# Required work
Reproduce the records below exactly as given.

(Dataset records)

········

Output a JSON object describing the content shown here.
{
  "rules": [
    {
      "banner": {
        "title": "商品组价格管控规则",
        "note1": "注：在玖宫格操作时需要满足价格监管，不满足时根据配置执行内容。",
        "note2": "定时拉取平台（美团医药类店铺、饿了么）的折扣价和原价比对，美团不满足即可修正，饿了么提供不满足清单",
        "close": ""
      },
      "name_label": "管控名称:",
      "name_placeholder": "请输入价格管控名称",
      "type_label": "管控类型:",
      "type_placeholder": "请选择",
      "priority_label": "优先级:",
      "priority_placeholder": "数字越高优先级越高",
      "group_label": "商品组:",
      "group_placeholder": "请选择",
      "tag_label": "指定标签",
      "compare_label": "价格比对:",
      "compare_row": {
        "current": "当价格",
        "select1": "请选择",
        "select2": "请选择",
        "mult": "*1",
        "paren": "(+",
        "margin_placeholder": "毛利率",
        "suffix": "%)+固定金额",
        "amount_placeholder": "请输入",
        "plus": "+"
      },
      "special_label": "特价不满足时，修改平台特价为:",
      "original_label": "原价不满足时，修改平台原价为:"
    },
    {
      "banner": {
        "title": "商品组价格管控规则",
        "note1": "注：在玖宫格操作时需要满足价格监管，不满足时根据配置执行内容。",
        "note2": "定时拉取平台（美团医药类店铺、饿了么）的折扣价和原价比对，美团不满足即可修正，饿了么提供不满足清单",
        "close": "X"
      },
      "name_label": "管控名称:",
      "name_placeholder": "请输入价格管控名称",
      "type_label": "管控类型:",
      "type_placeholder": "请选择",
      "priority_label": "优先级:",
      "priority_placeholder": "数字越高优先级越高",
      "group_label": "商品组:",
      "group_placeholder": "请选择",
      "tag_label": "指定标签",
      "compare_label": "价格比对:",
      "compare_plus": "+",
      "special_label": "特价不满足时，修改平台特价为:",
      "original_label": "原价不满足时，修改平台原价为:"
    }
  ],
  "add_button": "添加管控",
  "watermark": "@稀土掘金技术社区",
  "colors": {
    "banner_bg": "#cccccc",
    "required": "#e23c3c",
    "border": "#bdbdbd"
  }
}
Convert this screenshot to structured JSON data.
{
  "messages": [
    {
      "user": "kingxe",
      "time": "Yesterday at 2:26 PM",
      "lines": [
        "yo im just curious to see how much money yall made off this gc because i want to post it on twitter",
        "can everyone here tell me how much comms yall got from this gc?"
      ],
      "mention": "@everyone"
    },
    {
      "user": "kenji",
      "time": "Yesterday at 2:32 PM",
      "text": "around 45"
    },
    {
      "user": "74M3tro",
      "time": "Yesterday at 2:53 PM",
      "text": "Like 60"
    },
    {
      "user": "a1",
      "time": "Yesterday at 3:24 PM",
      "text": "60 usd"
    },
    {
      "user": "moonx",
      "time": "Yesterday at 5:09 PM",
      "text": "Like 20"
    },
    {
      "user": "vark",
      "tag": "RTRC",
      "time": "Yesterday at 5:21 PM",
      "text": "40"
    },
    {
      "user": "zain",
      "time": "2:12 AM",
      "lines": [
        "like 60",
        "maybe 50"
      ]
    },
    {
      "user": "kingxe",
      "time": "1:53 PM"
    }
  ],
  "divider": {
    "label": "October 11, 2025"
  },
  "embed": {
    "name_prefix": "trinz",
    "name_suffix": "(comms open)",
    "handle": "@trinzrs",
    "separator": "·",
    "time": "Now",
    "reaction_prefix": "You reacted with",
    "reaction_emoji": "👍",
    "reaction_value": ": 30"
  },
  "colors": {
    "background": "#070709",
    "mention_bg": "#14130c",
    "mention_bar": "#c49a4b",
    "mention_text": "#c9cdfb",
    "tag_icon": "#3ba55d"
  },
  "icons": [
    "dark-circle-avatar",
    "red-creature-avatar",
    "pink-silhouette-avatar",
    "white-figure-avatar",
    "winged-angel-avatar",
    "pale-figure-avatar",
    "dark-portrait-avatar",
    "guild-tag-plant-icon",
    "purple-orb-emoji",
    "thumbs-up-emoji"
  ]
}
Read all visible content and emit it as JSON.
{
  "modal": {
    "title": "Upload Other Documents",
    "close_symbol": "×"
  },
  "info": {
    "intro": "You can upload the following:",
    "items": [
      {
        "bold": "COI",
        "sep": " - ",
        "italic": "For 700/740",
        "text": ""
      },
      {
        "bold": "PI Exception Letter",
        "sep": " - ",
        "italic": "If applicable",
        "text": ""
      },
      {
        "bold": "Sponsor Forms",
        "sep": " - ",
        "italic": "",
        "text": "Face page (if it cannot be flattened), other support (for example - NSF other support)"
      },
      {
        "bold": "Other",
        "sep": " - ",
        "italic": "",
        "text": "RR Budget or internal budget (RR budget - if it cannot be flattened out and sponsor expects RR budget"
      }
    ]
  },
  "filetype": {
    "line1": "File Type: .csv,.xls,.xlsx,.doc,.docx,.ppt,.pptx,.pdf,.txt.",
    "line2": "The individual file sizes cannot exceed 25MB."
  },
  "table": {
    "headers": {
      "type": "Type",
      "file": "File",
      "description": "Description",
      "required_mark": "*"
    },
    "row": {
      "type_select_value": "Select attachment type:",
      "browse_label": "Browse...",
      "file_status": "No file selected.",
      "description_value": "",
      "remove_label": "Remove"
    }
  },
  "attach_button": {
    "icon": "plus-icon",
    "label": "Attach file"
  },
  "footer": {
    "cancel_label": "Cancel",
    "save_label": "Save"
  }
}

········

# Worked answer
Output a JSON object describing the content shown here.
{
  "rules": [
    {
      "banner": {
        "title": "商品组价格管控规则",
        "note1": "注：在玖宫格操作时需要满足价格监管，不满足时根据配置执行内容。",
        "note2": "定时拉取平台（美团医药类店铺、饿了么）的折扣价和原价比对，美团不满足即可修正，饿了么提供不满足清单",
        "close": ""
      },
      "name_label": "管控名称:",
      "name_placeholder": "请输入价格管控名称",
      "type_label": "管控类型:",
      "type_placeholder": "请选择",
      "priority_label": "优先级:",
      "priority_placeholder": "数字越高优先级越高",
      "group_label": "商品组:",
      "group_placeholder": "请选择",
      "tag_label": "指定标签",
      "compare_label": "价格比对:",
      "compare_row": {
        "current": "当价格",
        "select1": "请选择",
        "select2": "请选择",
        "mult": "*1",
        "paren": "(+",
        "margin_placeholder": "毛利率",
        "suffix": "%)+固定金额",
        "amount_placeholder": "请输入",
        "plus": "+"
      },
      "special_label": "特价不满足时，修改平台特价为:",
      "original_label": "原价不满足时，修改平台原价为:"
    },
    {
      "banner": {
        "title": "商品组价格管控规则",
        "note1": "注：在玖宫格操作时需要满足价格监管，不满足时根据配置执行内容。",
        "note2": "定时拉取平台（美团医药类店铺、饿了么）的折扣价和原价比对，美团不满足即可修正，饿了么提供不满足清单",
        "close": "X"
      },
      "name_label": "管控名称:",
      "name_placeholder": "请输入价格管控名称",
      "type_label": "管控类型:",
      "type_placeholder": "请选择",
      "priority_label": "优先级:",
      "priority_placeholder": "数字越高优先级越高",
      "group_label": "商品组:",
      "group_placeholder": "请选择",
      "tag_label": "指定标签",
      "compare_label": "价格比对:",
      "compare_plus": "+",
      "special_label": "特价不满足时，修改平台特价为:",
      "original_label": "原价不满足时，修改平台原价为:"
    }
  ],
  "add_button": "添加管控",
  "watermark": "@稀土掘金技术社区",
  "colors": {
    "banner_bg": "#cccccc",
    "required": "#e23c3c",
    "border": "#bdbdbd"
  }
}
Convert this screenshot to structured JSON data.
{
  "messages": [
    {
      "user": "kingxe",
      "time": "Yesterday at 2:26 PM",
      "lines": [
        "yo im just curious to see how much money yall made off this gc because i want to post it on twitter",
        "can everyone here tell me how much comms yall got from this gc?"
      ],
      "mention": "@everyone"
    },
    {
      "user": "kenji",
      "time": "Yesterday at 2:32 PM",
      "text": "around 45"
    },
    {
      "user": "74M3tro",
      "time": "Yesterday at 2:53 PM",
      "text": "Like 60"
    },
    {
      "user": "a1",
      "time": "Yesterday at 3:24 PM",
      "text": "60 usd"
    },
    {
      "user": "moonx",
      "time": "Yesterday at 5:09 PM",
      "text": "Like 20"
    },
    {
      "user": "vark",
      "tag": "RTRC",
      "time": "Yesterday at 5:21 PM",
      "text": "40"
    },
    {
      "user": "zain",
      "time": "2:12 AM",
      "lines": [
        "like 60",
        "maybe 50"
      ]
    },
    {
      "user": "kingxe",
      "time": "1:53 PM"
    }
  ],
  "divider": {
    "label": "October 11, 2025"
  },
  "embed": {
    "name_prefix": "trinz",
    "name_suffix": "(comms open)",
    "handle": "@trinzrs",
    "separator": "·",
    "time": "Now",
    "reaction_prefix": "You reacted with",
    "reaction_emoji": "👍",
    "reaction_value": ": 30"
  },
  "colors": {
    "background": "#070709",
    "mention_bg": "#14130c",
    "mention_bar": "#c49a4b",
    "mention_text": "#c9cdfb",
    "tag_icon": "#3ba55d"
  },
  "icons": [
    "dark-circle-avatar",
    "red-creature-avatar",
    "pink-silhouette-avatar",
    "white-figure-avatar",
    "winged-angel-avatar",
    "pale-figure-avatar",
    "dark-portrait-avatar",
    "guild-tag-plant-icon",
    "purple-orb-emoji",
    "thumbs-up-emoji"
  ]
}
Read all visible content and emit it as JSON.
{
  "modal": {
    "title": "Upload Other Documents",
    "close_symbol": "×"
  },
  "info": {
    "intro": "You can upload the following:",
    "items": [
      {
        "bold": "COI",
        "sep": " - ",
        "italic": "For 700/740",
        "text": ""
      },
      {
        "bold": "PI Exception Letter",
        "sep": " - ",
        "italic": "If applicable",
        "text": ""
      },
      {
        "bold": "Sponsor Forms",
        "sep": " - ",
        "italic": "",
        "text": "Face page (if it cannot be flattened), other support (for example - NSF other support)"
      },
      {
        "bold": "Other",
        "sep": " - ",
        "italic": "",
        "text": "RR Budget or internal budget (RR budget - if it cannot be flattened out and sponsor expects RR budget"
      }
    ]
  },
  "filetype": {
    "line1": "File Type: .csv,.xls,.xlsx,.doc,.docx,.ppt,.pptx,.pdf,.txt.",
    "line2": "The individual file sizes cannot exceed 25MB."
  },
  "table": {
    "headers": {
      "type": "Type",
      "file": "File",
      "description": "Description",
      "required_mark": "*"
    },
    "row": {
      "type_select_value": "Select attachment type:",
      "browse_label": "Browse...",
      "file_status": "No file selected.",
      "description_value": "",
      "remove_label": "Remove"
    }
  },
  "attach_button": {
    "icon": "plus-icon",
    "label": "Attach file"
  },
  "footer": {
    "cancel_label": "Cancel",
    "save_label": "Save"
  }
}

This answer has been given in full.